▼▼▼

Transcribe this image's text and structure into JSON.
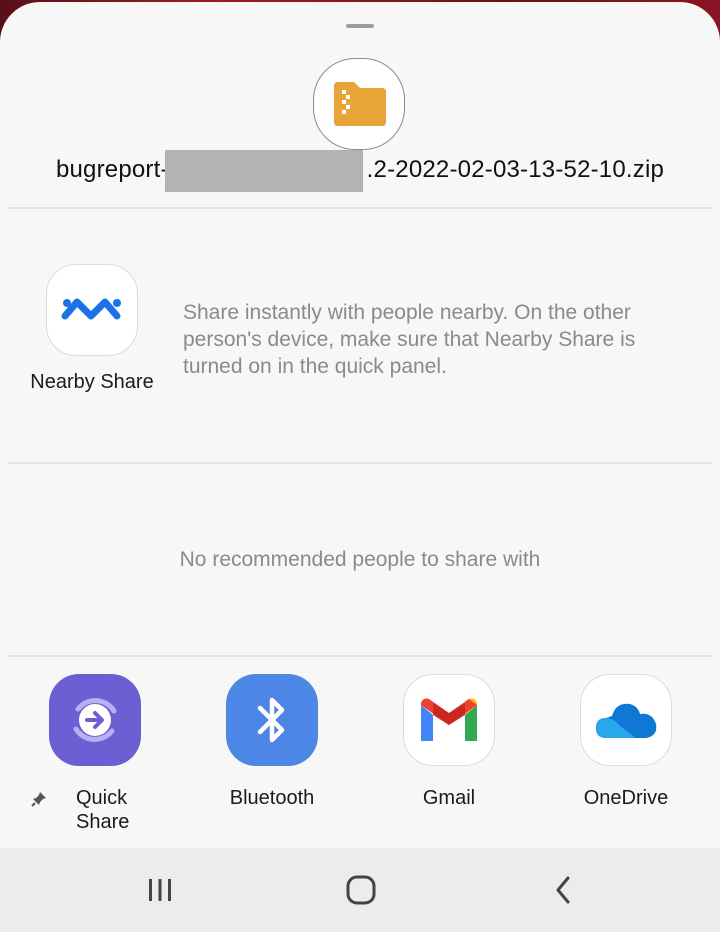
{
  "file": {
    "name_prefix": "bugreport-",
    "name_suffix": ".2-2022-02-03-13-52-10.zip",
    "icon": "folder-icon",
    "icon_color": "#e8a437"
  },
  "nearby": {
    "label": "Nearby Share",
    "description": "Share instantly with people nearby. On the other person's device, make sure that Nearby Share is turned on in the quick panel.",
    "icon": "nearby-share-icon",
    "icon_color": "#1a73e8"
  },
  "people": {
    "empty_message": "No recommended people to share with"
  },
  "apps": [
    {
      "label": "Quick\nShare",
      "icon": "quick-share-icon",
      "color": "#6b5fd3",
      "pinned": true
    },
    {
      "label": "Bluetooth",
      "icon": "bluetooth-icon",
      "color": "#4e86e6"
    },
    {
      "label": "Gmail",
      "icon": "gmail-icon"
    },
    {
      "label": "OneDrive",
      "icon": "onedrive-icon",
      "color": "#0f78d4"
    }
  ],
  "navbar": {
    "buttons": [
      "recent-apps-icon",
      "home-icon",
      "back-icon"
    ]
  }
}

▲▲▲

Restate each of the entries above word for word and skip every image.

* RESULT OF THE TASK:
Transcribe this image's text and structure into JSON.
{
  "file": {
    "name_prefix": "bugreport-",
    "name_suffix": ".2-2022-02-03-13-52-10.zip",
    "icon": "folder-icon",
    "icon_color": "#e8a437"
  },
  "nearby": {
    "label": "Nearby Share",
    "description": "Share instantly with people nearby. On the other person's device, make sure that Nearby Share is turned on in the quick panel.",
    "icon": "nearby-share-icon",
    "icon_color": "#1a73e8"
  },
  "people": {
    "empty_message": "No recommended people to share with"
  },
  "apps": [
    {
      "label": "Quick\nShare",
      "icon": "quick-share-icon",
      "color": "#6b5fd3",
      "pinned": true
    },
    {
      "label": "Bluetooth",
      "icon": "bluetooth-icon",
      "color": "#4e86e6"
    },
    {
      "label": "Gmail",
      "icon": "gmail-icon"
    },
    {
      "label": "OneDrive",
      "icon": "onedrive-icon",
      "color": "#0f78d4"
    }
  ],
  "navbar": {
    "buttons": [
      "recent-apps-icon",
      "home-icon",
      "back-icon"
    ]
  }
}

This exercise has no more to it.